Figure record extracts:
-------------------------
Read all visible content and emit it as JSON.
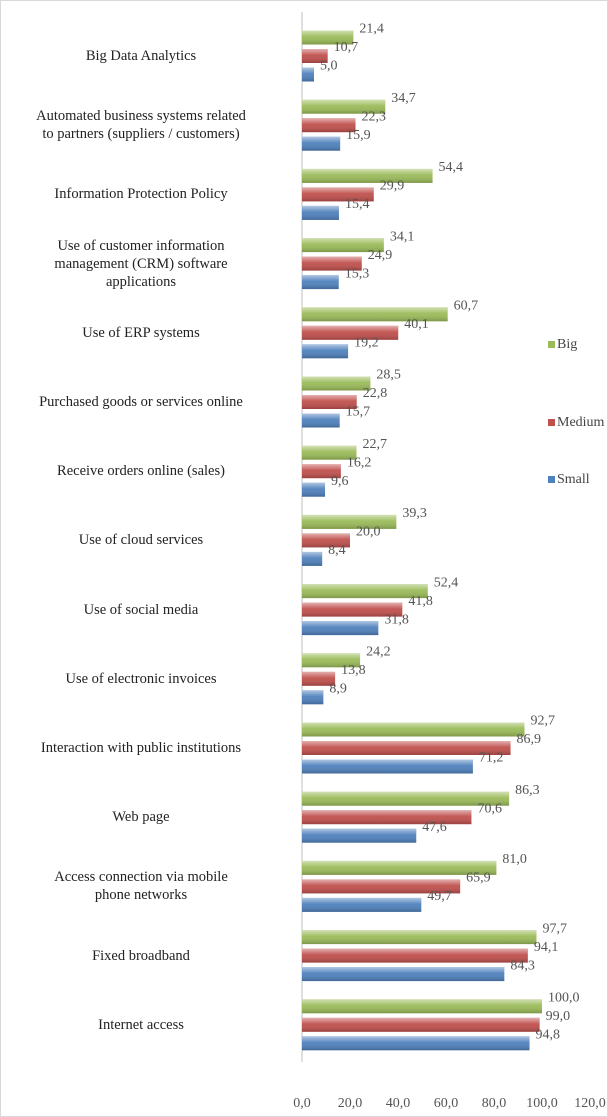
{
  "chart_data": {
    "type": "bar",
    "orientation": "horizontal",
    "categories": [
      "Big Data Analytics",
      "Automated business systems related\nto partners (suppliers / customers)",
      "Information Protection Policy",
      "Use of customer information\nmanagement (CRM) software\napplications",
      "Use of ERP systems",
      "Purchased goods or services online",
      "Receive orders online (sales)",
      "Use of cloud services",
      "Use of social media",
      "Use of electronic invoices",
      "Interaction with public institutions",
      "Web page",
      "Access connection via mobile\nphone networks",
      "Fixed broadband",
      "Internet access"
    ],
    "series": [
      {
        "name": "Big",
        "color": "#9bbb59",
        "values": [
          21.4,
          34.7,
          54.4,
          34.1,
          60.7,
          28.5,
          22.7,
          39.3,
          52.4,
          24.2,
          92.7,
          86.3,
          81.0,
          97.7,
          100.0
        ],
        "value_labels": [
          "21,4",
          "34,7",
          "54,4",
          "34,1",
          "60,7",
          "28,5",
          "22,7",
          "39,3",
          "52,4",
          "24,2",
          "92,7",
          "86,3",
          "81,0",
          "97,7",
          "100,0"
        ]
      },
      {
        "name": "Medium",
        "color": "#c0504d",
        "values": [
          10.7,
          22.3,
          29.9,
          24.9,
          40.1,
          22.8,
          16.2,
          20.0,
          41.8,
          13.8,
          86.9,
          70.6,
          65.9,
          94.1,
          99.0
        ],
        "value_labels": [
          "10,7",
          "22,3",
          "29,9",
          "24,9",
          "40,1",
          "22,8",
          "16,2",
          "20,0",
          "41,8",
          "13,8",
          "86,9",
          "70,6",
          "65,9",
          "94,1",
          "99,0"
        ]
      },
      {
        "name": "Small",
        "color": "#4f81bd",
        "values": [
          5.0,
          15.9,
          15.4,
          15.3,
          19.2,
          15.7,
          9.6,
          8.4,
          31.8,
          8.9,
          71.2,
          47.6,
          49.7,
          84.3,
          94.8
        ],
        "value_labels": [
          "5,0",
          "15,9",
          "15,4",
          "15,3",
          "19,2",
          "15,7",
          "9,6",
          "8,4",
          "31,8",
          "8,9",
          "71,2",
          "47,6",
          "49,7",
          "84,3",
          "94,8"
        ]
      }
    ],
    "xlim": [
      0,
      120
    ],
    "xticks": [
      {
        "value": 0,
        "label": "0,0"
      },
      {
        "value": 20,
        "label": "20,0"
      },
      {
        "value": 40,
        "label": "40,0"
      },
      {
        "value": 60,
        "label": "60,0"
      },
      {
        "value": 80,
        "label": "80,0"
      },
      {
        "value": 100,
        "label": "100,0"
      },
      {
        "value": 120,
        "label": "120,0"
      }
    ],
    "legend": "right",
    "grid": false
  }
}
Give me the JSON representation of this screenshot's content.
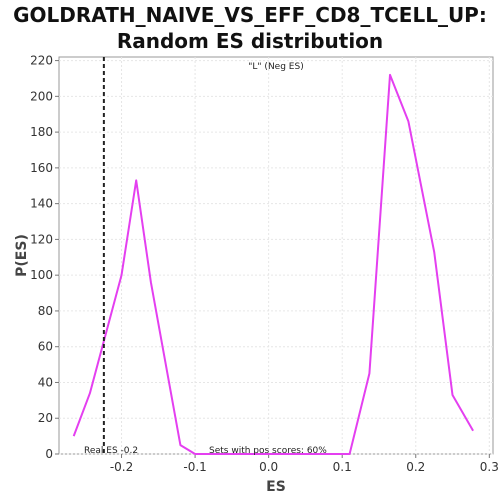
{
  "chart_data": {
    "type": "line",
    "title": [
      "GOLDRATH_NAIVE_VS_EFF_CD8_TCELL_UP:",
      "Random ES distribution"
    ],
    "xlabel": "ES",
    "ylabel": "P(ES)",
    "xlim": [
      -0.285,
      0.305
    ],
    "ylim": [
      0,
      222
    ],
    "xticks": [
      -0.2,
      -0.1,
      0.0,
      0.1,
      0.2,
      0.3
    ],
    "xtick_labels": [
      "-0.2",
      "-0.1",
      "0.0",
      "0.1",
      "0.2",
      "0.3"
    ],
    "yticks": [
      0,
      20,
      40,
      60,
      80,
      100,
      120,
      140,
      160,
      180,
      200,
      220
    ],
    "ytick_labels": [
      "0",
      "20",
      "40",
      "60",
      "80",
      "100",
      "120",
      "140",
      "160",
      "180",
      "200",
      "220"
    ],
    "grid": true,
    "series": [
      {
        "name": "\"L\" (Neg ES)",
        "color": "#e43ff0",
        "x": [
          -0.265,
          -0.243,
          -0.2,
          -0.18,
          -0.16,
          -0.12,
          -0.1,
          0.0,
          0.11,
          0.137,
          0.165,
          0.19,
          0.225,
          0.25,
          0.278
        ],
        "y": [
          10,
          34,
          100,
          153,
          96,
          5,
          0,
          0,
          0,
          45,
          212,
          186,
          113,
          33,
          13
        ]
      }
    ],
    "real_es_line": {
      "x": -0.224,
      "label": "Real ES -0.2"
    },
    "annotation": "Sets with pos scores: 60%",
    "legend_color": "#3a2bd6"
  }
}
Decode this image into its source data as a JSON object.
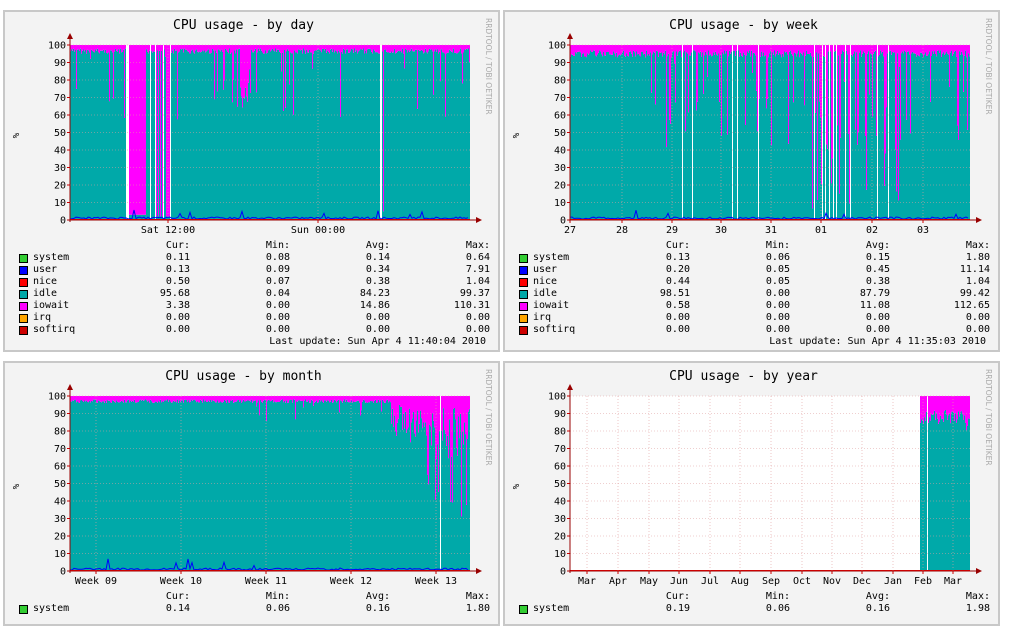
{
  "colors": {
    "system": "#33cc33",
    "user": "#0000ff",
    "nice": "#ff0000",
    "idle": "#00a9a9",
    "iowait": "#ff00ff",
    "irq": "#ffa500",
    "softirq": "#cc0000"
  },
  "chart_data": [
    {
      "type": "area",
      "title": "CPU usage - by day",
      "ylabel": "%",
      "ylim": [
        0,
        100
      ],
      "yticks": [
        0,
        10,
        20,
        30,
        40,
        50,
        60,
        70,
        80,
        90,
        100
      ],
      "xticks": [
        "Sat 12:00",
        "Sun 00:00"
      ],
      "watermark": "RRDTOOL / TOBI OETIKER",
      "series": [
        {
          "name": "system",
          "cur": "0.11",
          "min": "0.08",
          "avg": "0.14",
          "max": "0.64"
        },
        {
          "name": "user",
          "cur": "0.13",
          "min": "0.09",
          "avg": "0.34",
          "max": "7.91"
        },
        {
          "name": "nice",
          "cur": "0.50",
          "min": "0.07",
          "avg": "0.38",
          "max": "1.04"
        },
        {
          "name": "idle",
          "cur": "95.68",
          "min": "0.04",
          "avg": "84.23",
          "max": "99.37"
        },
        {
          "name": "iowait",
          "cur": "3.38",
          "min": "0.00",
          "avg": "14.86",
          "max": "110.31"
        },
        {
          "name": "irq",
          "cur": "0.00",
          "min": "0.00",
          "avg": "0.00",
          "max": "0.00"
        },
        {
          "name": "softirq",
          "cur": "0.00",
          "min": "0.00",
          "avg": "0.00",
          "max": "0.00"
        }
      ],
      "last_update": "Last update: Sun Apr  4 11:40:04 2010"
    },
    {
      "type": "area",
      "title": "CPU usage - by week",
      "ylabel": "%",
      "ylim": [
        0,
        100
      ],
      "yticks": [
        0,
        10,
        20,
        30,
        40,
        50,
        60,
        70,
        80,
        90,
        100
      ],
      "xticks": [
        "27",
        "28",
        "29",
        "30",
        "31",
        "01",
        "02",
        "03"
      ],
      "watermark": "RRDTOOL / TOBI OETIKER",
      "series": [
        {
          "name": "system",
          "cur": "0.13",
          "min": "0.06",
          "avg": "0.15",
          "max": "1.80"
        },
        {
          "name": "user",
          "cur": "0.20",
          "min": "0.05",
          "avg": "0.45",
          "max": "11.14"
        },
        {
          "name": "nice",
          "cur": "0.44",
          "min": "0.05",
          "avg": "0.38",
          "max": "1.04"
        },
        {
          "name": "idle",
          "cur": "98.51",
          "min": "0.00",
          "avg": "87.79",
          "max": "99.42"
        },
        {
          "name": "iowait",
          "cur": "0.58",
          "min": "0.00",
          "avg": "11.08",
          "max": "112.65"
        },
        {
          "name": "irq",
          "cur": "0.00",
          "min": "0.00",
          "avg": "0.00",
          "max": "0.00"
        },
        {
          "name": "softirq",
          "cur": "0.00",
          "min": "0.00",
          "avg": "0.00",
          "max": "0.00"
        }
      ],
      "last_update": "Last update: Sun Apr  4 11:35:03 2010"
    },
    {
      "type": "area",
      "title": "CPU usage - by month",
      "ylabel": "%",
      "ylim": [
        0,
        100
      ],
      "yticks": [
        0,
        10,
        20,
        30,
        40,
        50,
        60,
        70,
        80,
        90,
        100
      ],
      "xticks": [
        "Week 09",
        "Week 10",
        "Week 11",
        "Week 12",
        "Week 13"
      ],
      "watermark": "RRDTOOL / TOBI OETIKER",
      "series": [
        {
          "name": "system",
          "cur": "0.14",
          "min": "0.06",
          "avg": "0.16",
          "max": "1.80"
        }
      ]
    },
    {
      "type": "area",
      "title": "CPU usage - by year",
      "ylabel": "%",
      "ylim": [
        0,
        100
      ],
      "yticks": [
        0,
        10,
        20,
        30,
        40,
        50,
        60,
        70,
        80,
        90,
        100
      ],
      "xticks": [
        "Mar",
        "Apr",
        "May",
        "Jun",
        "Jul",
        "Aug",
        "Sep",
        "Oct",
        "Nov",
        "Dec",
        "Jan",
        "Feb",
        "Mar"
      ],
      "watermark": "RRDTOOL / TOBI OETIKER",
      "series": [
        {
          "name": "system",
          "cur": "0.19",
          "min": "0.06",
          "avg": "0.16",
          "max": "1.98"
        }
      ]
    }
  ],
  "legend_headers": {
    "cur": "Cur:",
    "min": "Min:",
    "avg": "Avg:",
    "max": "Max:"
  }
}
-------------------------
Goal of the exercise | Locate all lines in the listing above with the word "systems". Copy them.

Task answer |
      "Automated business systems related\nto partners (suppliers / customers)",
      "Use of ERP systems",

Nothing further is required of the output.